[Layout records]
========================================================================

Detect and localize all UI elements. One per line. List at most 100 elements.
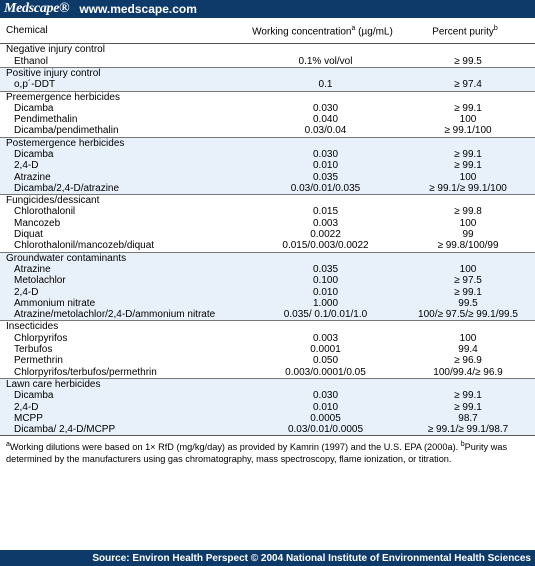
medscape-logo: Medscape® xyxy=(4,1,70,16)
purity-cell: ≥ 99.1 xyxy=(454,149,482,160)
group-name: Groundwater contaminants xyxy=(0,251,535,264)
purity-cell: 99.4 xyxy=(458,344,478,356)
concentration-cell: 0.040 xyxy=(312,114,339,126)
concentration-cell: 0.030 xyxy=(312,102,339,114)
concentration-cell: 0.003/0.0001/0.05 xyxy=(285,366,366,378)
chemical-name-cell: 2,4-D xyxy=(14,286,39,298)
purity-cell: ≥ 99.1 xyxy=(454,401,482,413)
table-row: Pendimethalin 0.040 100 xyxy=(0,114,535,125)
concentration-cell: 0.035 xyxy=(312,263,339,275)
chemical-name-cell: Chlorothalonil xyxy=(14,206,76,218)
table-row: o,p´-DDT 0.1 ≥ 97.4 xyxy=(0,79,535,92)
purity-cell: 100 xyxy=(459,171,477,183)
chemical-name-cell: Diquat xyxy=(14,229,43,241)
table-footnote: aWorking dilutions were based on 1× RfD … xyxy=(0,435,535,468)
purity-cell: 100/99.4/≥ 96.9 xyxy=(433,366,503,378)
concentration-cell: 0.030 xyxy=(312,149,339,160)
chemical-name-cell: Chlorpyrifos xyxy=(14,332,68,344)
chemical-name-cell: Dicamba/2,4-D/atrazine xyxy=(14,182,120,194)
purity-cell: 100 xyxy=(459,114,477,126)
purity-cell: ≥ 99.1/100 xyxy=(444,125,492,137)
table-group: Insecticides Chlorpyrifos 0.003 100 Terbufos… xyxy=(0,320,535,378)
table-row: Atrazine 0.035 100 xyxy=(0,171,535,183)
concentration-cell: 0.050 xyxy=(312,355,339,367)
group-header-row: Postemergence herbicides xyxy=(0,136,535,149)
table-row: Ammonium nitrate 1.000 99.5 xyxy=(0,297,535,310)
purity-cell: 98.7 xyxy=(458,412,478,424)
column-header-concentration: Working concentrationa (µg/mL) xyxy=(250,18,395,45)
group-name: Negative injury control xyxy=(6,44,105,56)
group-name: Fungicides/dessicant xyxy=(0,194,535,207)
table-group: Positive injury control o,p´-DDT 0.1 ≥ 97.4 xyxy=(0,66,535,92)
chemical-name-cell: Atrazine xyxy=(14,171,51,183)
table-group: Postemergence herbicides Dicamba 0.030 ≥ 99… xyxy=(0,136,535,195)
chemical-name-cell: Dicamba xyxy=(14,390,54,402)
concentration-cell: 0.0022 xyxy=(310,229,341,241)
chemical-name-cell: Dicamba/ 2,4-D/MCPP xyxy=(14,424,116,436)
group-header-row: Groundwater contaminants xyxy=(0,251,535,264)
source-citation: Source: Environ Health Perspect © 2004 N… xyxy=(92,552,531,564)
concentration-cell: 0.100 xyxy=(312,275,339,287)
group-header-row: Negative injury control xyxy=(0,44,535,56)
purity-cell: 100/≥ 97.5/≥ 99.1/99.5 xyxy=(418,309,518,321)
source-footer: Source: Environ Health Perspect © 2004 N… xyxy=(0,550,535,566)
table-header-row: Chemical Working concentrationa (µg/mL) … xyxy=(0,18,535,45)
chemical-name-cell: Chlorothalonil/mancozeb/diquat xyxy=(14,240,155,252)
table-row: Permethrin 0.050 ≥ 96.9 xyxy=(0,355,535,366)
group-header-row: Fungicides/dessicant xyxy=(0,194,535,207)
purity-cell: ≥ 99.1 xyxy=(454,102,482,114)
purity-cell: ≥ 97.5 xyxy=(454,275,482,287)
chemical-name-cell: Metolachlor xyxy=(14,275,66,287)
medscape-header: Medscape® www.medscape.com xyxy=(0,0,535,18)
group-name: Preemergence herbicides xyxy=(0,90,535,103)
purity-cell: ≥ 96.9 xyxy=(454,355,482,367)
concentration-cell: 0.035/ 0.1/0.01/1.0 xyxy=(283,309,368,321)
chemical-name-cell: Atrazine/metolachlor/2,4-D/ammonium nitr… xyxy=(14,309,216,321)
table-row: Dicamba/2,4-D/atrazine 0.03/0.01/0.035 ≥ 9… xyxy=(0,182,535,195)
table-group: Groundwater contaminants Atrazine 0.035 100… xyxy=(0,251,535,321)
concentration-cell: 0.010 xyxy=(312,160,339,172)
chemical-name-cell: Ethanol xyxy=(14,55,48,67)
table-row: Metolachlor 0.100 ≥ 97.5 xyxy=(0,275,535,287)
site-url-link[interactable]: www.medscape.com xyxy=(79,2,197,16)
chemicals-table: Chemical Working concentrationa (µg/mL) … xyxy=(0,18,535,436)
chemical-name-cell: Dicamba xyxy=(14,149,54,160)
purity-cell: ≥ 99.1 xyxy=(454,286,482,298)
concentration-cell: 0.1% vol/vol xyxy=(298,55,353,67)
table-group: Fungicides/dessicant Chlorothalonil 0.015 ≥… xyxy=(0,194,535,252)
concentration-cell: 0.035 xyxy=(312,171,339,183)
table-row: Mancozeb 0.003 100 xyxy=(0,218,535,229)
chemical-name-cell: Chlorpyrifos/terbufos/permethrin xyxy=(14,366,157,378)
concentration-cell: 0.1 xyxy=(318,79,333,91)
concentration-cell: 0.010 xyxy=(312,401,339,413)
concentration-cell: 0.010 xyxy=(312,286,339,298)
concentration-cell: 0.015 xyxy=(312,206,339,218)
purity-cell: 100 xyxy=(459,332,477,344)
purity-cell: 99.5 xyxy=(458,297,478,309)
chemical-name-cell: MCPP xyxy=(14,412,43,424)
chemical-name-cell: Atrazine xyxy=(14,263,51,275)
group-header-row: Insecticides xyxy=(0,320,535,333)
concentration-cell: 0.03/0.04 xyxy=(304,125,347,137)
chemical-name-cell: Dicamba/pendimethalin xyxy=(14,125,119,137)
chemical-name-cell: Pendimethalin xyxy=(14,114,78,126)
group-name: Postemergence herbicides xyxy=(0,136,535,149)
table-row: Atrazine/metolachlor/2,4-D/ammonium nitr… xyxy=(0,309,535,321)
table-row: Diquat 0.0022 99 xyxy=(0,229,535,240)
purity-cell: ≥ 99.1 xyxy=(454,160,482,172)
chemical-name-cell: Mancozeb xyxy=(14,217,61,229)
table-row: 2,4-D 0.010 ≥ 99.1 xyxy=(0,401,535,413)
group-header-row: Lawn care herbicides xyxy=(0,377,535,391)
concentration-cell: 0.003 xyxy=(312,332,339,344)
concentration-cell: 0.030 xyxy=(312,390,339,402)
chemical-name-cell: Terbufos xyxy=(14,344,53,356)
purity-cell: ≥ 99.8 xyxy=(454,206,482,218)
table-group: Lawn care herbicides Dicamba 0.030 ≥ 99.1 2,… xyxy=(0,377,535,436)
purity-cell: ≥ 99.8/100/99 xyxy=(437,240,499,252)
table-row: Terbufos 0.0001 99.4 xyxy=(0,344,535,355)
table-row: MCPP 0.0005 98.7 xyxy=(0,412,535,425)
purity-cell: 99 xyxy=(462,229,474,241)
chemical-name-cell: 2,4-D xyxy=(14,160,39,172)
group-header-row: Positive injury control xyxy=(0,66,535,80)
concentration-cell: 0.003 xyxy=(312,217,339,229)
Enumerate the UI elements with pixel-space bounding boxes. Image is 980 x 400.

========================================================================

Task description —
Can you reproduce every line of the layout records word for word, omitting the pictures?

Complete response —
Detect and localize all UI elements. One per line. List at most 100 elements.
medscape-logo: Medscape® xyxy=(4,1,70,16)
purity-cell: ≥ 99.1 xyxy=(454,149,482,160)
group-name: Groundwater contaminants xyxy=(0,251,535,264)
purity-cell: 99.4 xyxy=(458,344,478,356)
concentration-cell: 0.040 xyxy=(312,114,339,126)
concentration-cell: 0.030 xyxy=(312,102,339,114)
concentration-cell: 0.003/0.0001/0.05 xyxy=(285,366,366,378)
chemical-name-cell: 2,4-D xyxy=(14,286,39,298)
purity-cell: ≥ 99.1 xyxy=(454,401,482,413)
table-row: Pendimethalin 0.040 100 xyxy=(0,114,535,125)
concentration-cell: 0.035 xyxy=(312,263,339,275)
chemical-name-cell: Chlorothalonil xyxy=(14,206,76,218)
table-row: o,p´-DDT 0.1 ≥ 97.4 xyxy=(0,79,535,92)
purity-cell: 100 xyxy=(459,171,477,183)
chemical-name-cell: Diquat xyxy=(14,229,43,241)
table-footnote: aWorking dilutions were based on 1× RfD … xyxy=(0,435,535,468)
purity-cell: 100/99.4/≥ 96.9 xyxy=(433,366,503,378)
concentration-cell: 0.030 xyxy=(312,149,339,160)
chemical-name-cell: Chlorpyrifos xyxy=(14,332,68,344)
chemical-name-cell: Dicamba/2,4-D/atrazine xyxy=(14,182,120,194)
purity-cell: 100 xyxy=(459,114,477,126)
purity-cell: ≥ 99.1/100 xyxy=(444,125,492,137)
table-group: Insecticides Chlorpyrifos 0.003 100 Terbufos… xyxy=(0,320,535,378)
table-row: Atrazine 0.035 100 xyxy=(0,171,535,183)
concentration-cell: 0.050 xyxy=(312,355,339,367)
group-header-row: Postemergence herbicides xyxy=(0,136,535,149)
table-row: Ammonium nitrate 1.000 99.5 xyxy=(0,297,535,310)
purity-cell: 98.7 xyxy=(458,412,478,424)
column-header-concentration: Working concentrationa (µg/mL) xyxy=(250,18,395,45)
group-name: Negative injury control xyxy=(6,44,105,56)
group-name: Fungicides/dessicant xyxy=(0,194,535,207)
table-group: Positive injury control o,p´-DDT 0.1 ≥ 97.4 xyxy=(0,66,535,92)
chemical-name-cell: Atrazine xyxy=(14,171,51,183)
table-group: Postemergence herbicides Dicamba 0.030 ≥ 99… xyxy=(0,136,535,195)
chemical-name-cell: Dicamba xyxy=(14,390,54,402)
concentration-cell: 0.0022 xyxy=(310,229,341,241)
chemical-name-cell: Dicamba/ 2,4-D/MCPP xyxy=(14,424,116,436)
group-header-row: Groundwater contaminants xyxy=(0,251,535,264)
source-citation: Source: Environ Health Perspect © 2004 N… xyxy=(92,552,531,564)
concentration-cell: 0.100 xyxy=(312,275,339,287)
group-header-row: Negative injury control xyxy=(0,44,535,56)
purity-cell: 100/≥ 97.5/≥ 99.1/99.5 xyxy=(418,309,518,321)
source-footer: Source: Environ Health Perspect © 2004 N… xyxy=(0,550,535,566)
table-header-row: Chemical Working concentrationa (µg/mL) … xyxy=(0,18,535,45)
chemical-name-cell: Chlorothalonil/mancozeb/diquat xyxy=(14,240,155,252)
table-row: Permethrin 0.050 ≥ 96.9 xyxy=(0,355,535,366)
group-header-row: Fungicides/dessicant xyxy=(0,194,535,207)
purity-cell: ≥ 99.1 xyxy=(454,102,482,114)
purity-cell: ≥ 97.5 xyxy=(454,275,482,287)
chemical-name-cell: Metolachlor xyxy=(14,275,66,287)
medscape-header: Medscape® www.medscape.com xyxy=(0,0,535,18)
group-name: Preemergence herbicides xyxy=(0,90,535,103)
purity-cell: ≥ 96.9 xyxy=(454,355,482,367)
concentration-cell: 0.035/ 0.1/0.01/1.0 xyxy=(283,309,368,321)
chemical-name-cell: Atrazine/metolachlor/2,4-D/ammonium nitr… xyxy=(14,309,216,321)
table-row: Dicamba/2,4-D/atrazine 0.03/0.01/0.035 ≥ 9… xyxy=(0,182,535,195)
table-group: Groundwater contaminants Atrazine 0.035 100… xyxy=(0,251,535,321)
concentration-cell: 0.010 xyxy=(312,160,339,172)
chemical-name-cell: Ethanol xyxy=(14,55,48,67)
table-row: Metolachlor 0.100 ≥ 97.5 xyxy=(0,275,535,287)
site-url-link[interactable]: www.medscape.com xyxy=(79,2,197,16)
chemicals-table: Chemical Working concentrationa (µg/mL) … xyxy=(0,18,535,436)
chemical-name-cell: Dicamba xyxy=(14,149,54,160)
purity-cell: ≥ 99.1 xyxy=(454,286,482,298)
concentration-cell: 0.1% vol/vol xyxy=(298,55,353,67)
table-group: Fungicides/dessicant Chlorothalonil 0.015 ≥… xyxy=(0,194,535,252)
concentration-cell: 0.035 xyxy=(312,171,339,183)
table-row: Mancozeb 0.003 100 xyxy=(0,218,535,229)
chemical-name-cell: Chlorpyrifos/terbufos/permethrin xyxy=(14,366,157,378)
concentration-cell: 0.1 xyxy=(318,79,333,91)
concentration-cell: 0.010 xyxy=(312,401,339,413)
concentration-cell: 0.010 xyxy=(312,286,339,298)
concentration-cell: 0.015 xyxy=(312,206,339,218)
purity-cell: 100 xyxy=(459,332,477,344)
purity-cell: 99.5 xyxy=(458,297,478,309)
chemical-name-cell: MCPP xyxy=(14,412,43,424)
chemical-name-cell: Atrazine xyxy=(14,263,51,275)
group-header-row: Insecticides xyxy=(0,320,535,333)
concentration-cell: 0.03/0.04 xyxy=(304,125,347,137)
chemical-name-cell: Dicamba/pendimethalin xyxy=(14,125,119,137)
chemical-name-cell: Pendimethalin xyxy=(14,114,78,126)
group-name: Postemergence herbicides xyxy=(0,136,535,149)
table-row: Atrazine/metolachlor/2,4-D/ammonium nitr… xyxy=(0,309,535,321)
table-row: Diquat 0.0022 99 xyxy=(0,229,535,240)
purity-cell: ≥ 99.1 xyxy=(454,160,482,172)
chemical-name-cell: Mancozeb xyxy=(14,217,61,229)
table-row: 2,4-D 0.010 ≥ 99.1 xyxy=(0,401,535,413)
group-header-row: Lawn care herbicides xyxy=(0,377,535,391)
concentration-cell: 0.003 xyxy=(312,332,339,344)
concentration-cell: 0.030 xyxy=(312,390,339,402)
chemical-name-cell: Terbufos xyxy=(14,344,53,356)
purity-cell: ≥ 99.8 xyxy=(454,206,482,218)
table-group: Lawn care herbicides Dicamba 0.030 ≥ 99.1 2,… xyxy=(0,377,535,436)
purity-cell: ≥ 99.8/100/99 xyxy=(437,240,499,252)
table-row: Terbufos 0.0001 99.4 xyxy=(0,344,535,355)
table-row: MCPP 0.0005 98.7 xyxy=(0,412,535,425)
purity-cell: 99 xyxy=(462,229,474,241)
chemical-name-cell: 2,4-D xyxy=(14,160,39,172)
group-header-row: Positive injury control xyxy=(0,66,535,80)
concentration-cell: 0.003 xyxy=(312,217,339,229)
Enumerate the UI elements with pixel-space bounding boxes. Image is 980 x 400.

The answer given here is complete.